_TASK REQUIREMENTS_: List every line below containing "name".
━━━━━━━━
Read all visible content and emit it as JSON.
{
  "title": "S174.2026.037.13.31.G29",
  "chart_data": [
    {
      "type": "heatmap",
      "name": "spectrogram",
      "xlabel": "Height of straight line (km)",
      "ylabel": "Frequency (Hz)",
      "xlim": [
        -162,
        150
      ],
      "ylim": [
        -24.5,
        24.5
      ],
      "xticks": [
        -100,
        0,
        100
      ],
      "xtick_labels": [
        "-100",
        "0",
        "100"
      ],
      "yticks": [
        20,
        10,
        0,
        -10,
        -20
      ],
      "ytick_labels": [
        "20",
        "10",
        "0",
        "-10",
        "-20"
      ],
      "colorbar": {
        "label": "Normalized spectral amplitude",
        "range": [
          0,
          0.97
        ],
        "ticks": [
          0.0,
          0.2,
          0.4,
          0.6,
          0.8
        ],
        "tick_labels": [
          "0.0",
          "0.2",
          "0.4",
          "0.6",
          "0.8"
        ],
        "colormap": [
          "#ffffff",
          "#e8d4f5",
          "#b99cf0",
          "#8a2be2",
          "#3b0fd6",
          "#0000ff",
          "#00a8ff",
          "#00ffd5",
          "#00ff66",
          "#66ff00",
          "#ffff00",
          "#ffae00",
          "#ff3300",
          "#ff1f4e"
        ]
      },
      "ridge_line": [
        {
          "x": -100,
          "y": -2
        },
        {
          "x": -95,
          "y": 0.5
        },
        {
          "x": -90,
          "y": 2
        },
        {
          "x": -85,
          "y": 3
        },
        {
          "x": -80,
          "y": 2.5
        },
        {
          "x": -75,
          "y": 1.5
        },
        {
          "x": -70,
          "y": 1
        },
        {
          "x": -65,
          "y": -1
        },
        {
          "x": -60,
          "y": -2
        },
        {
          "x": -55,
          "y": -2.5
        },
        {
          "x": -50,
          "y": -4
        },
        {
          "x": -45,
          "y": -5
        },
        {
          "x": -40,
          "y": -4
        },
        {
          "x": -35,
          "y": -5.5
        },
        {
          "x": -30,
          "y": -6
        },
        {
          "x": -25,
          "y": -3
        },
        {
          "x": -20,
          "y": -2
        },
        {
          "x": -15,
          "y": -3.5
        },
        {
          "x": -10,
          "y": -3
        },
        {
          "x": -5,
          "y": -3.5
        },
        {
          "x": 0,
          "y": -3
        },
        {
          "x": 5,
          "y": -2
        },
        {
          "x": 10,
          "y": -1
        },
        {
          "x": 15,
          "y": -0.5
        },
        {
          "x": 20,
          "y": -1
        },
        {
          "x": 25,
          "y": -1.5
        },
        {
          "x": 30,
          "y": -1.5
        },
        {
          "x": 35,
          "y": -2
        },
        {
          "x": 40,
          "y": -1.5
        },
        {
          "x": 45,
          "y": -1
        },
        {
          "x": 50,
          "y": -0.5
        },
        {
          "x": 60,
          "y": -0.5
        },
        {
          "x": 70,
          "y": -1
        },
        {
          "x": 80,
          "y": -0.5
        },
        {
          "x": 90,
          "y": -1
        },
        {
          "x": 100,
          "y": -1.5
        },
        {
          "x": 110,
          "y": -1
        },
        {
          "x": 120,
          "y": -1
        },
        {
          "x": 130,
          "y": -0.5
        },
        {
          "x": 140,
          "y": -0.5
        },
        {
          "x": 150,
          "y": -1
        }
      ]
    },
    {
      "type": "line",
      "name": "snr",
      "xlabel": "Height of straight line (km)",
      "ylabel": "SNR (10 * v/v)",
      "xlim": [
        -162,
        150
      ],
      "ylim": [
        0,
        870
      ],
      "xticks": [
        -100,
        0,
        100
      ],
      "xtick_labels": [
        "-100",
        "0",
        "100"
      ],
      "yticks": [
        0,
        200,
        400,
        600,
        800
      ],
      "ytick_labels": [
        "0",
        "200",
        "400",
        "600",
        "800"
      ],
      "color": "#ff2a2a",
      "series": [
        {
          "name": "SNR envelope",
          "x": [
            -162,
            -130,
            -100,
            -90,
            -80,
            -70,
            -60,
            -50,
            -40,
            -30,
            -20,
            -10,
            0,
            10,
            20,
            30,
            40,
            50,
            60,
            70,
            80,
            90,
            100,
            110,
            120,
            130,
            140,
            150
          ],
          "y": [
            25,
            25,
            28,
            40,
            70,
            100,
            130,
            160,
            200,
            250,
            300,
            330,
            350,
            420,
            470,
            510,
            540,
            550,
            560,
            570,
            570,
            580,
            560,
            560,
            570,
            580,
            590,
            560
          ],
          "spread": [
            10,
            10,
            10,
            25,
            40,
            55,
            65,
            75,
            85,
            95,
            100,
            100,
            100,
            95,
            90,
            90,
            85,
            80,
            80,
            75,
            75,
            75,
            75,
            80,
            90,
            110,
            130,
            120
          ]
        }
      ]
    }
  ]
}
━━━━━━━━
_WRITTEN SOLUTION_:
      "name": "spectrogram",
      "name": "snr",
          "name": "SNR envelope",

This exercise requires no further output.